## [Work instructions]
From the listing below, pull out every line where the string "martell" appears.

## [Collected data entries]
* * * *
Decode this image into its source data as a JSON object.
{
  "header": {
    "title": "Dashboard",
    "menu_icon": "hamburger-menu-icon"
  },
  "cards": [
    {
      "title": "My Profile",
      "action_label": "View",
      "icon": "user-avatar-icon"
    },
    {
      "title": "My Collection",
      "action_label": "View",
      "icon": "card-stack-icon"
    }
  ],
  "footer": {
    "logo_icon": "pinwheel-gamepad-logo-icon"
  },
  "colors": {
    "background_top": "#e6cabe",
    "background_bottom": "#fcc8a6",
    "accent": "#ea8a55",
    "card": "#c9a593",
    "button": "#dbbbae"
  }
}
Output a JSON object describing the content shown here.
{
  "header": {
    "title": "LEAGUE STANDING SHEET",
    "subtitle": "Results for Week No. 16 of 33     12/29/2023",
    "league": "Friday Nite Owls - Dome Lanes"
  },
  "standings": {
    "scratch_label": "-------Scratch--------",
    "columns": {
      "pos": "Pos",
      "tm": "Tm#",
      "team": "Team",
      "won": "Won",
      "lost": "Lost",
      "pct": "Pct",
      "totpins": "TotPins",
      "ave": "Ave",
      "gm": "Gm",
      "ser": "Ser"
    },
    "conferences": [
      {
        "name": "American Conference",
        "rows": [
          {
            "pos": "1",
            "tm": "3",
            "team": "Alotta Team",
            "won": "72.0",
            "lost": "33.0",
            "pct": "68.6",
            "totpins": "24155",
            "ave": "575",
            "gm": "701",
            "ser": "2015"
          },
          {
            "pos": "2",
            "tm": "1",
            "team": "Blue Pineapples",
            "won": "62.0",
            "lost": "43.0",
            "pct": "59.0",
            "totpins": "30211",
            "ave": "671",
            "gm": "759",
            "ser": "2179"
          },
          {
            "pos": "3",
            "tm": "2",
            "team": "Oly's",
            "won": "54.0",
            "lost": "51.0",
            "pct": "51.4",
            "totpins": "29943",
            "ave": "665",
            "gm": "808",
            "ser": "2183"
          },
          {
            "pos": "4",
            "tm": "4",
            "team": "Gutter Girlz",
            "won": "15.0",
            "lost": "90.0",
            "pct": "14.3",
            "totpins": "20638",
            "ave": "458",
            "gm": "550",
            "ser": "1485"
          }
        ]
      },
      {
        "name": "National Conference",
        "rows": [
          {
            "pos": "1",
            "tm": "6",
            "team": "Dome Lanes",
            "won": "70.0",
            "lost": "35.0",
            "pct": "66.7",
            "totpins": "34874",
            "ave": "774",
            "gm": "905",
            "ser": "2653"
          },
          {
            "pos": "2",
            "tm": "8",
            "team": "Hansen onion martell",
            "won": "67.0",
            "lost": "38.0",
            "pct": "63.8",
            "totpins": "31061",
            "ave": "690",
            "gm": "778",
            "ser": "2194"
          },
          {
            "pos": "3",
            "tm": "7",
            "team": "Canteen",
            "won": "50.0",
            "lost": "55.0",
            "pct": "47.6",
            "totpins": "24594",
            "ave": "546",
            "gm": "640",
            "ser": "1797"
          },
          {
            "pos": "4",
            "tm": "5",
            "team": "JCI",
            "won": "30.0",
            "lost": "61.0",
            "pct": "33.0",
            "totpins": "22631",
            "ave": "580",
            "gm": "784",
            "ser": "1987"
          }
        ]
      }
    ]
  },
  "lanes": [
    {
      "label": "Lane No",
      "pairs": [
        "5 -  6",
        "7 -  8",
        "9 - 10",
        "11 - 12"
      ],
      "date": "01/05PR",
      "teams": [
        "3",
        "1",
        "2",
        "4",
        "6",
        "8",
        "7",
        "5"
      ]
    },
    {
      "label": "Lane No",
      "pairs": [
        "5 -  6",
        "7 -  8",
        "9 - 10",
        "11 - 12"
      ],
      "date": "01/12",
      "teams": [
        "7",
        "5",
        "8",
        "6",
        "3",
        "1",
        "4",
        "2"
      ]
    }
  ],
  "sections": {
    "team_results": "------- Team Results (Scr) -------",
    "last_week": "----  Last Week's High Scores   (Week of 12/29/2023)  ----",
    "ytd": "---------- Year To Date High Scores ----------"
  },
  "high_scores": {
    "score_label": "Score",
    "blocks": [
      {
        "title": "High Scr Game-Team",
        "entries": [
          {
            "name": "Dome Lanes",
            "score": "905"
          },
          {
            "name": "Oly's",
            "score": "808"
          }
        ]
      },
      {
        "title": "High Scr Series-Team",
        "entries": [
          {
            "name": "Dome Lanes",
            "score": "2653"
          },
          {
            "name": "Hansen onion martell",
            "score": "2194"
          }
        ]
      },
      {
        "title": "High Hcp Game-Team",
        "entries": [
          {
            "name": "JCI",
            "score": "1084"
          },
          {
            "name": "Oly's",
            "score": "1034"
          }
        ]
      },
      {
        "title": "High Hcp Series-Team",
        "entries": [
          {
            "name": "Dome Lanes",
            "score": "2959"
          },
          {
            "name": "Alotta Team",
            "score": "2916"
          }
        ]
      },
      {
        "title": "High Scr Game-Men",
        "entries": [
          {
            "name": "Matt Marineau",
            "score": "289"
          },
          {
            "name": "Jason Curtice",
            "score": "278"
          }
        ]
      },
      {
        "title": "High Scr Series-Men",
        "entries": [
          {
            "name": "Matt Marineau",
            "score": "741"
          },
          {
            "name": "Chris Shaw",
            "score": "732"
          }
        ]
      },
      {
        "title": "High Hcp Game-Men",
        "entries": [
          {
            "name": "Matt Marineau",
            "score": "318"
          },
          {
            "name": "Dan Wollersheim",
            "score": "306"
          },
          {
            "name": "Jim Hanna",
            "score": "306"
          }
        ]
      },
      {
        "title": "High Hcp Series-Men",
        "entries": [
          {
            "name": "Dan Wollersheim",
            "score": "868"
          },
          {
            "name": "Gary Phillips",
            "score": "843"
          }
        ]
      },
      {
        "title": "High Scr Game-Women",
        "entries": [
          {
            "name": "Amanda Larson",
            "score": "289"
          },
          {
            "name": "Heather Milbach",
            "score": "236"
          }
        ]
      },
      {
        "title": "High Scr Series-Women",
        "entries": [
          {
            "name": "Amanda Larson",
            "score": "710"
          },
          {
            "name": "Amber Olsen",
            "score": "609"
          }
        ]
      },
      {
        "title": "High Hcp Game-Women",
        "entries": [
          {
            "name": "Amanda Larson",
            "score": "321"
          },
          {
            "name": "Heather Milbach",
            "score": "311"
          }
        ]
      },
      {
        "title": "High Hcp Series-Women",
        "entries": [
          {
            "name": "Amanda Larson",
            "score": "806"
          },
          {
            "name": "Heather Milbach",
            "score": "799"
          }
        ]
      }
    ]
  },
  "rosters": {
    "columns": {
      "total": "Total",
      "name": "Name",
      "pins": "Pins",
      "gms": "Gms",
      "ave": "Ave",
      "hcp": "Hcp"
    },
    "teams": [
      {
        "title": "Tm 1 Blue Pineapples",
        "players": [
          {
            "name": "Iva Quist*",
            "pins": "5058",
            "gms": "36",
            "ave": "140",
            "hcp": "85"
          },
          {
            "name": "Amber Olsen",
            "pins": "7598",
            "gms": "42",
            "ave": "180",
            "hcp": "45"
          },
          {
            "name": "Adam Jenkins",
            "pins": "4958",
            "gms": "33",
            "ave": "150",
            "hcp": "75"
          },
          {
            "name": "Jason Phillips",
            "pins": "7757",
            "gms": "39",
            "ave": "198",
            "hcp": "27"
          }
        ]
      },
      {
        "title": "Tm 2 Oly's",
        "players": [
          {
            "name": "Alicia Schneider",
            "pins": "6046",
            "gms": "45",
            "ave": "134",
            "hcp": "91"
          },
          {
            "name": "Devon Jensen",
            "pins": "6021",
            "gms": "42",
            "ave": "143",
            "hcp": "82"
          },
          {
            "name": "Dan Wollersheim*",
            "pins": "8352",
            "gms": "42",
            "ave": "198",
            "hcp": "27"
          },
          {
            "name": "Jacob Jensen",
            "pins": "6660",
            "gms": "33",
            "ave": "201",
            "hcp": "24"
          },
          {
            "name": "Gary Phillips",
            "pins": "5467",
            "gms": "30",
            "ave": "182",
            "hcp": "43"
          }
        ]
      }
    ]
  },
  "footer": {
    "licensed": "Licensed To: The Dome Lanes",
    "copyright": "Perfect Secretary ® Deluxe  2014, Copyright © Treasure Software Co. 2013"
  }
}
* * * *
## [In response]
            "team": "Hansen onion martell",
            "name": "Hansen onion martell",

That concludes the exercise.